--- Start Dataset ---
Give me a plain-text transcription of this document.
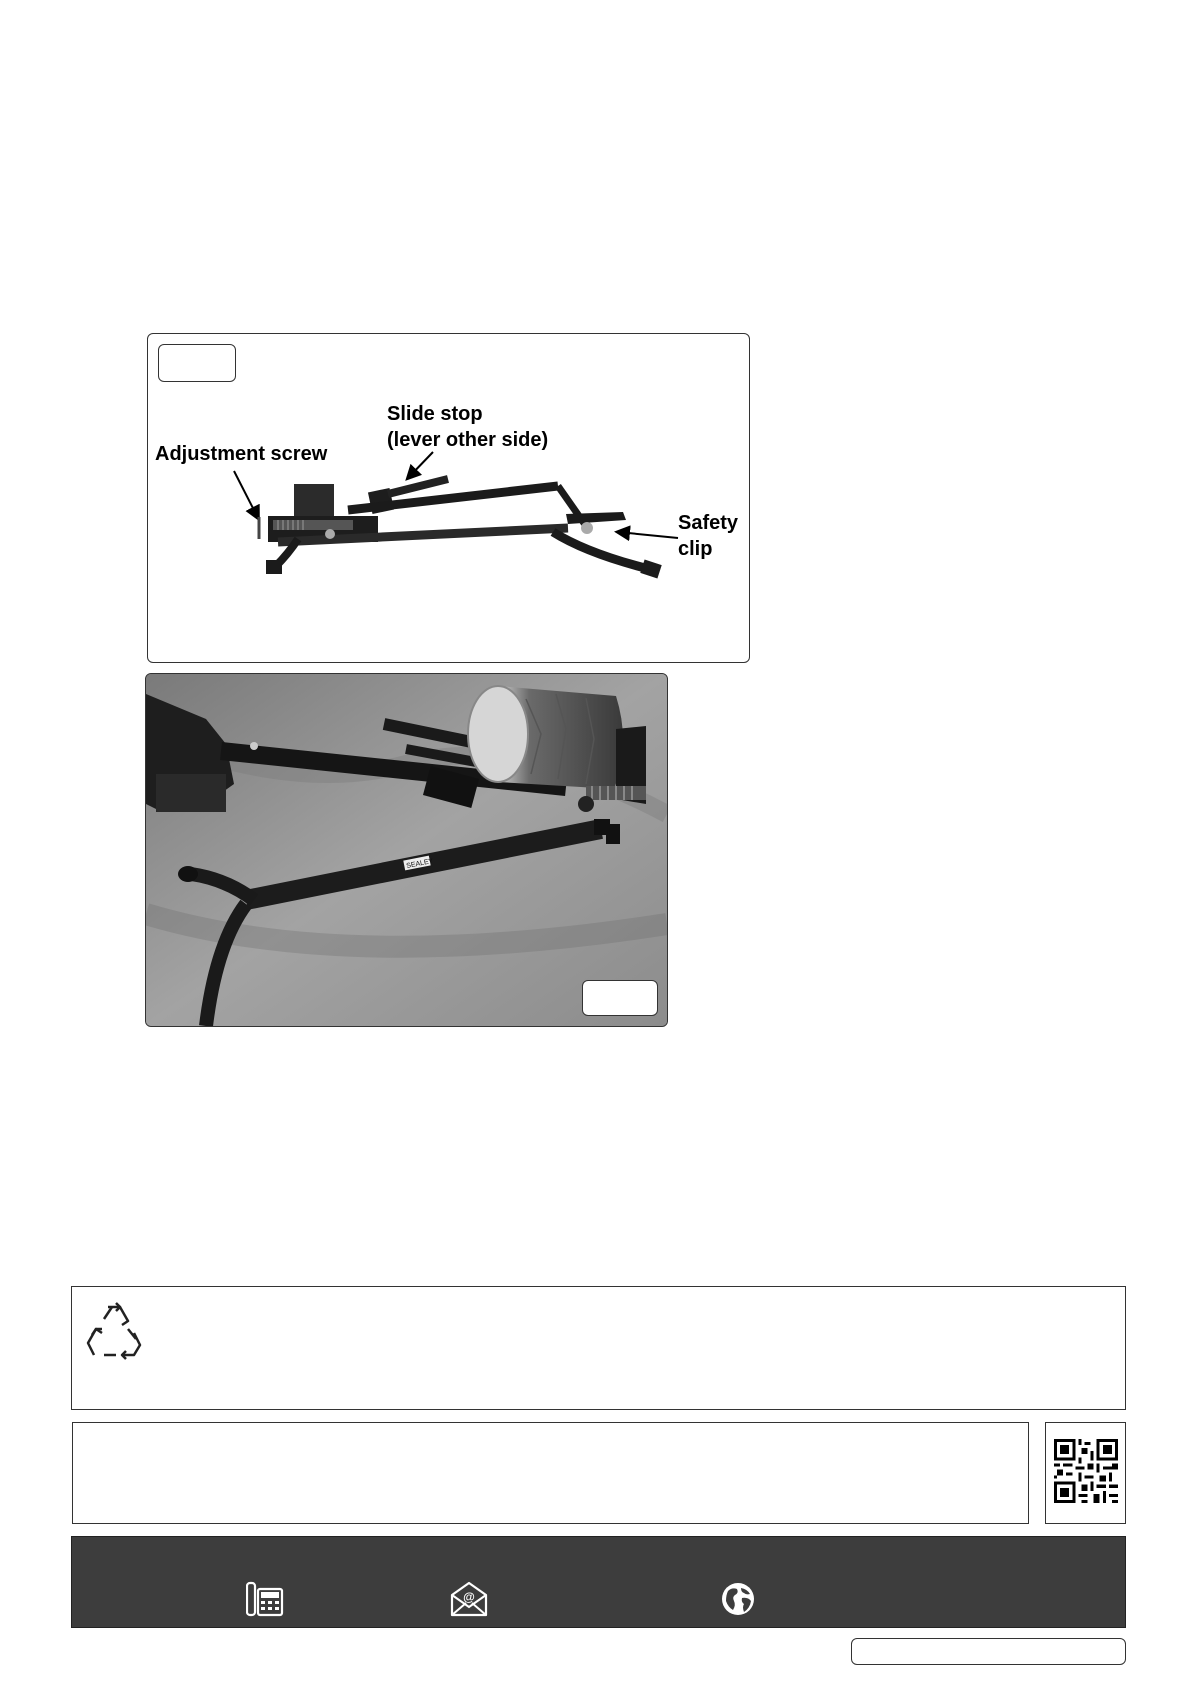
Adjustment screw
Slide stop
(lever other side)
Safety
clip
SEALEY
@
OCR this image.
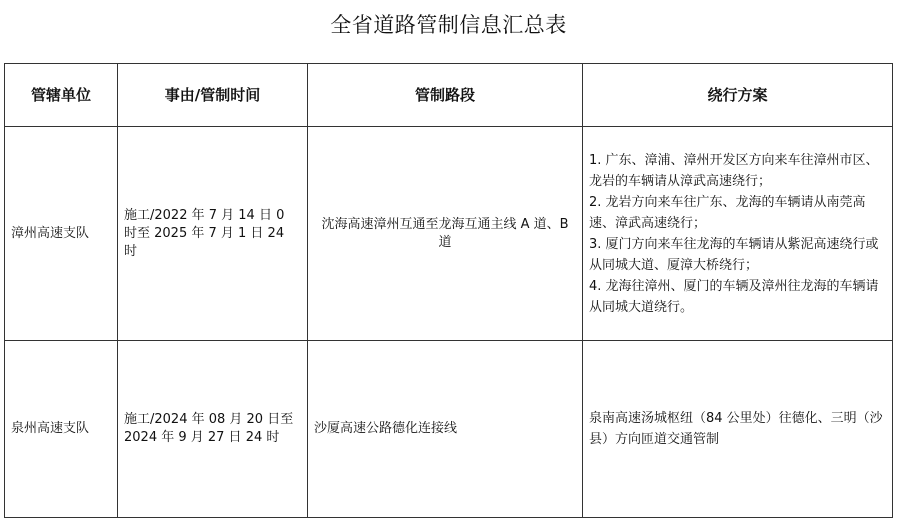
全省道路管制信息汇总表
管辖单位	事由/管制时间	管制路段	绕行方案
漳州高速支队	施工/2022 年 7 月 14 日 0 时至 2025 年 7 月 1 日 24 时	沈海高速漳州互通至龙海互通主线 A 道、B 道	1. 广东、漳浦、漳州开发区方向来车往漳州市区、龙岩的车辆请从漳武高速绕行；
2. 龙岩方向来车往广东、龙海的车辆请从南莞高速、漳武高速绕行；
3. 厦门方向来车往龙海的车辆请从紫泥高速绕行或从同城大道、厦漳大桥绕行；
4. 龙海往漳州、厦门的车辆及漳州往龙海的车辆请从同城大道绕行。

泉州高速支队	施工/2024 年 08 月 20 日至 2024 年 9 月 27 日 24 时	沙厦高速公路德化连接线	泉南高速汤城枢纽（84 公里处）往德化、三明（沙县）方向匝道交通管制
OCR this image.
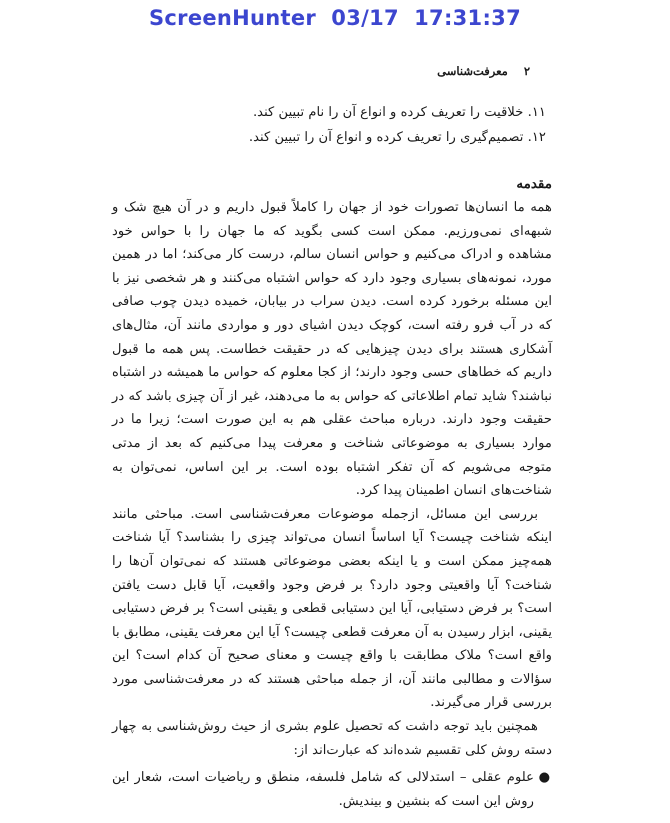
ScreenHunter  03/17  17:31:37
۲
معرفت‌شناسی
۱۱. خلاقیت را تعریف کرده و انواع آن را نام تبیین کند.
۱۲. تصمیم‌گیری را تعریف کرده و انواع آن را تبیین کند.
مقدمه

همه ما انسان‌ها تصورات خود از جهان را کاملاً قبول داریم و در آن هیچ شک و شبهه‌ای نمی‌ورزیم. ممکن است کسی بگوید که ما جهان را با حواس خود مشاهده و ادراک می‌کنیم و حواس انسان سالم، درست کار می‌کند؛ اما در همین مورد، نمونه‌های بسیاری وجود دارد که حواس اشتباه می‌کنند و هر شخصی نیز با این مسئله برخورد کرده است. دیدن سراب در بیابان، خمیده دیدن چوب صافی که در آب فرو رفته است، کوچک دیدن اشیای دور و مواردی مانند آن، مثال‌های آشکاری هستند برای دیدن چیزهایی که در حقیقت خطاست. پس همه ما قبول داریم که خطاهای حسی وجود دارند؛ از کجا معلوم که حواس ما همیشه در اشتباه نباشند؟ شاید تمام اطلاعاتی که حواس به ما می‌دهند، غیر از آن چیزی باشد که در حقیقت وجود دارند. درباره مباحث عقلی هم به این صورت است؛ زیرا ما در موارد بسیاری به موضوعاتی شناخت و معرفت پیدا می‌کنیم که بعد از مدتی متوجه می‌شویم که آن تفکر اشتباه بوده است. بر این اساس، نمی‌توان به شناخت‌های انسان اطمینان پیدا کرد.

بررسی این مسائل، ازجمله موضوعات معرفت‌شناسی است. مباحثی مانند اینکه شناخت چیست؟ آیا اساساً انسان می‌تواند چیزی را بشناسد؟ آیا شناخت همه‌چیز ممکن است و یا اینکه بعضی موضوعاتی هستند که نمی‌توان آن‌ها را شناخت؟ آیا واقعیتی وجود دارد؟ بر فرض وجود واقعیت، آیا قابل دست یافتن است؟ بر فرض دستیابی، آیا این دستیابی قطعی و یقینی است؟ بر فرض دستیابی یقینی، ابزار رسیدن به آن معرفت قطعی چیست؟ آیا این معرفت یقینی، مطابق با واقع است؟ ملاک مطابقت با واقع چیست و معنای صحیح آن کدام است؟ این سؤالات و مطالبی مانند آن، از جمله مباحثی هستند که در معرفت‌شناسی مورد بررسی قرار می‌گیرند.

همچنین باید توجه داشت که تحصیل علوم بشری از حیث روش‌شناسی به چهار دسته روش کلی تقسیم شده‌اند که عبارت‌اند از:

●
علوم عقلی – استدلالی که شامل فلسفه، منطق و ریاضیات است، شعار این روش این است که بنشین و بیندیش.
--- End Dataset ---
Task objective: Count the lines in the records above that contain the word "عقلی", and give only the number.

Solution for this exercise: 2